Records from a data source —
━━━━━━━━━━━━━━━━━━━━
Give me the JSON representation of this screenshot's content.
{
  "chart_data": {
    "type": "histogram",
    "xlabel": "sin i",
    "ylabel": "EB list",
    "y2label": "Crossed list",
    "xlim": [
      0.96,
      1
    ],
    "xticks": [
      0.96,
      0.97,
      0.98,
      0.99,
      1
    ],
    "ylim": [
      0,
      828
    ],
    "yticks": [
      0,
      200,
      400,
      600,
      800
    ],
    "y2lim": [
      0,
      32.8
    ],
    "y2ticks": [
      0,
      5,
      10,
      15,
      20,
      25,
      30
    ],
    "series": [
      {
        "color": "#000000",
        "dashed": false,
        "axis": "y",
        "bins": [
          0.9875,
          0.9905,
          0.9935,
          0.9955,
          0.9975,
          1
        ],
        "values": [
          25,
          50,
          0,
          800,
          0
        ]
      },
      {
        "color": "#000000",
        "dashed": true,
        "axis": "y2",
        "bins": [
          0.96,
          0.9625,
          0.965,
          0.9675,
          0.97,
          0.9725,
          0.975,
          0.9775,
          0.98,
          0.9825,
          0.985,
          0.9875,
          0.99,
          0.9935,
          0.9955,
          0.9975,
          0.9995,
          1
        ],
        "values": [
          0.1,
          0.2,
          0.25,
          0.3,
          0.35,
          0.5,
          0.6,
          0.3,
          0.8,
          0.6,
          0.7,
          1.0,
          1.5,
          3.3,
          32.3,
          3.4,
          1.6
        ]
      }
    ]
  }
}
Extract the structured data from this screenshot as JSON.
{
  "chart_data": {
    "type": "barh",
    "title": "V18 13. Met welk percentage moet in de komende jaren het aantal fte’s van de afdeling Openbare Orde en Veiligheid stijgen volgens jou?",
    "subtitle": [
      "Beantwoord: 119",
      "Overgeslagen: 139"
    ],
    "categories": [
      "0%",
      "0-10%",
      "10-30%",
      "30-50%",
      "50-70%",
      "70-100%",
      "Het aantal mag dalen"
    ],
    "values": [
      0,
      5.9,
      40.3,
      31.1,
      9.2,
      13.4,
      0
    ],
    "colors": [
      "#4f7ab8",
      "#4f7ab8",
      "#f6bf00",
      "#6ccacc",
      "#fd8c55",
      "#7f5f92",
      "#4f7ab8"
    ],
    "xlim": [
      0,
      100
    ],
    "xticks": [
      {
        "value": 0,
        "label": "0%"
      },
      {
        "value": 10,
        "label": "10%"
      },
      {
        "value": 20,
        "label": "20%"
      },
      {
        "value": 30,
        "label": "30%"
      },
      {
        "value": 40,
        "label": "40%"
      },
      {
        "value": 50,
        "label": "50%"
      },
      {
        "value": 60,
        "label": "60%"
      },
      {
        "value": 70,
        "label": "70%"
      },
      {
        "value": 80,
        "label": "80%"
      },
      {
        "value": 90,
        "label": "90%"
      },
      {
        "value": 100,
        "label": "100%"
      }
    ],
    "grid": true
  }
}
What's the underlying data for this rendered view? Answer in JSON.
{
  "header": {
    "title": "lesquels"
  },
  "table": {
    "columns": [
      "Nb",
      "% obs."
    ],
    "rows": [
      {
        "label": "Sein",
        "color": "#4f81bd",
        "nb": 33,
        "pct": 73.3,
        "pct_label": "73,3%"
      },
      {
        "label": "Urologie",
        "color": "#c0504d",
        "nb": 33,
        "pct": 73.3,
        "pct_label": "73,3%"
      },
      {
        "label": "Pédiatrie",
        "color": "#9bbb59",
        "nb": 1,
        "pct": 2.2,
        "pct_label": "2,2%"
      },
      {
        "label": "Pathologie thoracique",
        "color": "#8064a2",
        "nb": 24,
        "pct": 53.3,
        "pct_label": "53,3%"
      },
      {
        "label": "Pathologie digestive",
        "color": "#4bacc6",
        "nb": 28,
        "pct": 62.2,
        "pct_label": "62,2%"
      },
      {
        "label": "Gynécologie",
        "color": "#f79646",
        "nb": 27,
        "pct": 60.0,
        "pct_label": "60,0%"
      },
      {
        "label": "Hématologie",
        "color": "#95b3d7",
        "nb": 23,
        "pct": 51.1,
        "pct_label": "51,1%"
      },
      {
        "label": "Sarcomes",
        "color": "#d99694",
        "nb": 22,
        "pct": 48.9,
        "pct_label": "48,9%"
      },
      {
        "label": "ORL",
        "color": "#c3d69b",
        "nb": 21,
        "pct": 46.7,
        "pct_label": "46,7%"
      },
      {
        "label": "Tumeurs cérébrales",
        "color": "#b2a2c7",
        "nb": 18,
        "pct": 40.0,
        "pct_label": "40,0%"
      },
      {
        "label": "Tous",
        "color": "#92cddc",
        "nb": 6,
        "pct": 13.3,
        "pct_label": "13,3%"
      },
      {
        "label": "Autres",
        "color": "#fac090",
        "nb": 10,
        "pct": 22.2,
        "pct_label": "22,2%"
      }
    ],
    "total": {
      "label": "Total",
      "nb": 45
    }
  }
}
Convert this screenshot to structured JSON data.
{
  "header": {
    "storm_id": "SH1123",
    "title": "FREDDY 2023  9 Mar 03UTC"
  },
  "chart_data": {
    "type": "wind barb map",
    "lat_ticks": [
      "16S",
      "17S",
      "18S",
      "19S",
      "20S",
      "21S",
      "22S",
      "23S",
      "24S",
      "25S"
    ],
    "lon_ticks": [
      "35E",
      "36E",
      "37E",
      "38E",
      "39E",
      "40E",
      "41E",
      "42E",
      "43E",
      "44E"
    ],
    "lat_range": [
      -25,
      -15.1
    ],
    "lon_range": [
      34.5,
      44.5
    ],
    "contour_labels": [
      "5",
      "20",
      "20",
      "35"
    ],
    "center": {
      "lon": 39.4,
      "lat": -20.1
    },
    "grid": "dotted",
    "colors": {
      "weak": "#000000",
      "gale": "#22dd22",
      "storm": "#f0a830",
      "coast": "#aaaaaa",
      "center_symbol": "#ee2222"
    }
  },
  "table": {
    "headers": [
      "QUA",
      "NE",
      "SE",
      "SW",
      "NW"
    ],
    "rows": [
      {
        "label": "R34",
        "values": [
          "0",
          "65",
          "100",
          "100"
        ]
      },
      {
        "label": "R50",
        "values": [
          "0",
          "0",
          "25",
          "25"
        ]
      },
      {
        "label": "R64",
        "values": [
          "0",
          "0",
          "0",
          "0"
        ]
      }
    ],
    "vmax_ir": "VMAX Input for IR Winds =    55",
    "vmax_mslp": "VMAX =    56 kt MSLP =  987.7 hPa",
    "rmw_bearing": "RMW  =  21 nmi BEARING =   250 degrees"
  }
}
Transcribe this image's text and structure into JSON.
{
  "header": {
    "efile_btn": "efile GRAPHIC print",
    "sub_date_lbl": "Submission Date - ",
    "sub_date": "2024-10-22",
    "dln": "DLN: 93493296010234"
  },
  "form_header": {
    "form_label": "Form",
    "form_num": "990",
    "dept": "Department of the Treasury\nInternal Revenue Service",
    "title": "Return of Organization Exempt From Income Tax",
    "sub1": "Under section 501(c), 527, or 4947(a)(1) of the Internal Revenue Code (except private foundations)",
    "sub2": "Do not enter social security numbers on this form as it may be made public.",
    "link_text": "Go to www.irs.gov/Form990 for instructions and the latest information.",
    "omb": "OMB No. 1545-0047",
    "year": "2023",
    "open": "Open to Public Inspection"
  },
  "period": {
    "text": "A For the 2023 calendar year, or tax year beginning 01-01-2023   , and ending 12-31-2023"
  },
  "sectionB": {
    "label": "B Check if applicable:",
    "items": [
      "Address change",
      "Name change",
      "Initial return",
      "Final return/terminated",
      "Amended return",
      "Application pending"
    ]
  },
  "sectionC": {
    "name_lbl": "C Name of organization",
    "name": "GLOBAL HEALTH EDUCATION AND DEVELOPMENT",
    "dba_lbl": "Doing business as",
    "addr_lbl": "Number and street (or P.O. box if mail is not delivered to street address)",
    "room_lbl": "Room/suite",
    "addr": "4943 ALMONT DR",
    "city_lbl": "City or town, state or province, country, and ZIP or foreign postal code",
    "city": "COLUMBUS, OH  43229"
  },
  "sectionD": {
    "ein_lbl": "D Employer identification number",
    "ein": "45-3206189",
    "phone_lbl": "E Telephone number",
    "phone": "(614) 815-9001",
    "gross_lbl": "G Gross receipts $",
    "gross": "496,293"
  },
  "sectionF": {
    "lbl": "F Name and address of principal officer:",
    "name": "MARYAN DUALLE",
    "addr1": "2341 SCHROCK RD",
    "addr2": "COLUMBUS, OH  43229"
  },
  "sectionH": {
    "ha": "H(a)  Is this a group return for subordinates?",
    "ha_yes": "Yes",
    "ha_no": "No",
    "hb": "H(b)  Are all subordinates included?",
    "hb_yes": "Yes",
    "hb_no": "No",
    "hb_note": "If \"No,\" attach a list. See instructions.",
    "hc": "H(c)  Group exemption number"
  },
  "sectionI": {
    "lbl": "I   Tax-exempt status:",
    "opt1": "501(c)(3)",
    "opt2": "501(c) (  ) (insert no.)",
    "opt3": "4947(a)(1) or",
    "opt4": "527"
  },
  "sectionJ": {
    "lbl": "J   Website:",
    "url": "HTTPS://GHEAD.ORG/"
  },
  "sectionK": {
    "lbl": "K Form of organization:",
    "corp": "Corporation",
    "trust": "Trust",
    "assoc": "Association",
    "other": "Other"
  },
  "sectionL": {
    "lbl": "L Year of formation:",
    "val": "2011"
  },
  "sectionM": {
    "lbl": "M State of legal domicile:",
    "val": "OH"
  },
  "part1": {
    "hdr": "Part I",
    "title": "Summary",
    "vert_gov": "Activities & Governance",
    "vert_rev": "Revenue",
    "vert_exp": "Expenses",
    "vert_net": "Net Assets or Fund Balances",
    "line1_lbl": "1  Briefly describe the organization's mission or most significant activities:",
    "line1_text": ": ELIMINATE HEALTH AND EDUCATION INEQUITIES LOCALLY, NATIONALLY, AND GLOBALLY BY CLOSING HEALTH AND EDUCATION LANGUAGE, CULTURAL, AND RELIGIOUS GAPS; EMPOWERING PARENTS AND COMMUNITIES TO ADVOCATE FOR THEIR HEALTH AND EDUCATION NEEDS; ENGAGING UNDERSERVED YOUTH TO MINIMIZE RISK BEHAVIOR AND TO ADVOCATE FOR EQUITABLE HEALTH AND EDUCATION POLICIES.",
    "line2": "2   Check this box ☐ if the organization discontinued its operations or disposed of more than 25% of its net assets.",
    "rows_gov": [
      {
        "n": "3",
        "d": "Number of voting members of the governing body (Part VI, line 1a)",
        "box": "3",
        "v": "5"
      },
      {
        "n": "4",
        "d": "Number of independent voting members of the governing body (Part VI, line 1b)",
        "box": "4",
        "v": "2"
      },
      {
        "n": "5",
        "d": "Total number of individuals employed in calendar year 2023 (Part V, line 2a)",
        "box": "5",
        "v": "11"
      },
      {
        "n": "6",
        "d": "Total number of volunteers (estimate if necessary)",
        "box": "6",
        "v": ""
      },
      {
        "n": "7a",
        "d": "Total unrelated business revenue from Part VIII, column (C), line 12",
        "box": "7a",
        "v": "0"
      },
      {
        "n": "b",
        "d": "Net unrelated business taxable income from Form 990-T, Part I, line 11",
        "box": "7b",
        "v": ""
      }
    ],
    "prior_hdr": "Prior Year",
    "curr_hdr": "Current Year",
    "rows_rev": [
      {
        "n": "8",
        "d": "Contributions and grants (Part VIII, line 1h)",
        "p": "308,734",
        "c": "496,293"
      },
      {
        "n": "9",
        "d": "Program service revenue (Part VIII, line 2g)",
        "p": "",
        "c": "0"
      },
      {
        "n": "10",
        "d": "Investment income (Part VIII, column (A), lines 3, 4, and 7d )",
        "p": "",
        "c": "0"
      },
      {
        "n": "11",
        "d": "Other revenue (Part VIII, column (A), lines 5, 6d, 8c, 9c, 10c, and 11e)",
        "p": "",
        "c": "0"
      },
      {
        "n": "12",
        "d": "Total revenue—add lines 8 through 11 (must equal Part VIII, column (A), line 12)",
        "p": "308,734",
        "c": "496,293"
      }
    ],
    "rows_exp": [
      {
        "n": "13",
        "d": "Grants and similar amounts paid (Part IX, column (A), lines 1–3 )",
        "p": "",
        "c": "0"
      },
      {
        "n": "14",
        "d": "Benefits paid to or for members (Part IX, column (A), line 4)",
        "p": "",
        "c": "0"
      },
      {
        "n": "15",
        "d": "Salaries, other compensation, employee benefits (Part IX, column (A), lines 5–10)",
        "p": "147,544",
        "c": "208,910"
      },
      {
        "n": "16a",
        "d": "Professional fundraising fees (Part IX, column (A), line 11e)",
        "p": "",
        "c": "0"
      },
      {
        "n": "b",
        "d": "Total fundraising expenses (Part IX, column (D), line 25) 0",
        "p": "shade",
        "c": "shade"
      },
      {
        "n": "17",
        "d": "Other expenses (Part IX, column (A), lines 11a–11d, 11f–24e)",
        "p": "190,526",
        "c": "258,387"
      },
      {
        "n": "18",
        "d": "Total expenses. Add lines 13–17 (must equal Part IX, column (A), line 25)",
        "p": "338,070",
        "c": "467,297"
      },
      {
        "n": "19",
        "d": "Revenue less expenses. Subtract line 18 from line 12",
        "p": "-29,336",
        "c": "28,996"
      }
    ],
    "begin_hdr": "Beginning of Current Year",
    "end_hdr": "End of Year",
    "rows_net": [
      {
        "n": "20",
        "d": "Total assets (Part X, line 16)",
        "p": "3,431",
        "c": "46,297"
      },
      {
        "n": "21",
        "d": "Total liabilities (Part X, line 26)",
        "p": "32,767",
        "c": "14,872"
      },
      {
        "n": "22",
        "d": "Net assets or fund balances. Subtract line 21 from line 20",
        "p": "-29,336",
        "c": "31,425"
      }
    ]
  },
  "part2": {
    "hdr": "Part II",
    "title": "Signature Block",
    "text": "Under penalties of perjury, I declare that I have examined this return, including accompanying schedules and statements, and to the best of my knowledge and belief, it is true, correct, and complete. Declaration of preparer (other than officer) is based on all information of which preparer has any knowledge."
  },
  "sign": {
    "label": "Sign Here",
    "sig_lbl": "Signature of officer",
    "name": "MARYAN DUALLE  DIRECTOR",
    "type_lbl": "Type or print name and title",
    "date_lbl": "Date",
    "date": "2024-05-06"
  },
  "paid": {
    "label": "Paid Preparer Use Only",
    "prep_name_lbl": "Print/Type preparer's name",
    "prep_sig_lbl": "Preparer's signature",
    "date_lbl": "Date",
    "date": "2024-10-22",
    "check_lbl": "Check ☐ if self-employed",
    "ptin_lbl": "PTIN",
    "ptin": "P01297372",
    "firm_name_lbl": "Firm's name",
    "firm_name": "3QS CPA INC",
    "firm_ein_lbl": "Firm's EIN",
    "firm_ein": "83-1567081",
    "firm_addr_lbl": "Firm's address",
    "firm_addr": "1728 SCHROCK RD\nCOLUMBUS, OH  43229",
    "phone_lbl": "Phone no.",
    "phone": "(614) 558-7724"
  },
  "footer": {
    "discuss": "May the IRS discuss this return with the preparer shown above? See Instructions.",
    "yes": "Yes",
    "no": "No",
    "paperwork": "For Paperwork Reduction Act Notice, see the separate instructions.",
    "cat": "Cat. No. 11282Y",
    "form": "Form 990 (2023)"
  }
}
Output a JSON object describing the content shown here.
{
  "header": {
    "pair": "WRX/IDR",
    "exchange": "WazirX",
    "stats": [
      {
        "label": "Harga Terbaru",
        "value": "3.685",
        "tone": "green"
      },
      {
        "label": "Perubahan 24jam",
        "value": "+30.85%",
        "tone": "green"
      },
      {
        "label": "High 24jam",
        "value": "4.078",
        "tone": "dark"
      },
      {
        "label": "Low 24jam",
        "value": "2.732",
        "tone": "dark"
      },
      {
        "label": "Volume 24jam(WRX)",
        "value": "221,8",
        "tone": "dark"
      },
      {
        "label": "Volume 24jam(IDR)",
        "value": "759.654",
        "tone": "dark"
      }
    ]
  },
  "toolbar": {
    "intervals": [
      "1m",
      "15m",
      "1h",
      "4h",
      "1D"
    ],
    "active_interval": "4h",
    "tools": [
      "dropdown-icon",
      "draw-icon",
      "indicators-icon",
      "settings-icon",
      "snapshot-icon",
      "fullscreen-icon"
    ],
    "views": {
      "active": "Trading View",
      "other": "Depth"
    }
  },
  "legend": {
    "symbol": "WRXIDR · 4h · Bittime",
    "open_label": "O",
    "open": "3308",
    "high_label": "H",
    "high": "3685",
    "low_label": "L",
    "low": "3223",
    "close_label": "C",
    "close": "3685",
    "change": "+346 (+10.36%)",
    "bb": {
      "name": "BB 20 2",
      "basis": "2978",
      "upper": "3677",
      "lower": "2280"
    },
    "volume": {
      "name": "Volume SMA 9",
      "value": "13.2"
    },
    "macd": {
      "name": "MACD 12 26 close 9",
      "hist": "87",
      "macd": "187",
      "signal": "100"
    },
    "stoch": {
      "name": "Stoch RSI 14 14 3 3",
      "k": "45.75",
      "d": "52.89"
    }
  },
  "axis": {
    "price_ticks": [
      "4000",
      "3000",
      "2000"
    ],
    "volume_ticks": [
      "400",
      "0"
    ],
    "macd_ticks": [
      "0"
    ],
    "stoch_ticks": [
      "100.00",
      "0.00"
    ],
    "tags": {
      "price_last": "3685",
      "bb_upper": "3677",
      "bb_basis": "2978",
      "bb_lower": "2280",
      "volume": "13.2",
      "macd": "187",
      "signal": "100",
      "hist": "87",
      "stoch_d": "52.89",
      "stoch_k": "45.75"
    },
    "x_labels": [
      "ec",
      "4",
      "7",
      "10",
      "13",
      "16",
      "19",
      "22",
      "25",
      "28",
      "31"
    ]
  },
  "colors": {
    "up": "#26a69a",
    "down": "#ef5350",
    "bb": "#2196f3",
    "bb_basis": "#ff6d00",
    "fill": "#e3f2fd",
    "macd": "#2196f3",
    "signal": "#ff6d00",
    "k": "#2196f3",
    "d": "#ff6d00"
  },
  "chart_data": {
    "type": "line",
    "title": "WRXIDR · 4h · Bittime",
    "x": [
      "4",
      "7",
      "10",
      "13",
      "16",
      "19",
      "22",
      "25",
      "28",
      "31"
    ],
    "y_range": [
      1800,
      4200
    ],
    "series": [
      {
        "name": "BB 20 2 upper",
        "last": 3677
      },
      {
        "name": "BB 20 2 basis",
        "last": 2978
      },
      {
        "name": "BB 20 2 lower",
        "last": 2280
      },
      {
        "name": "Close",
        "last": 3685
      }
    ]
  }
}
━━━━━━━━━━━━━━━━━━━━
Check each line above for the string "content", then copy the ones that have it.

Give me the JSON representation of this screenshot's content.
Output a JSON object describing the content shown here.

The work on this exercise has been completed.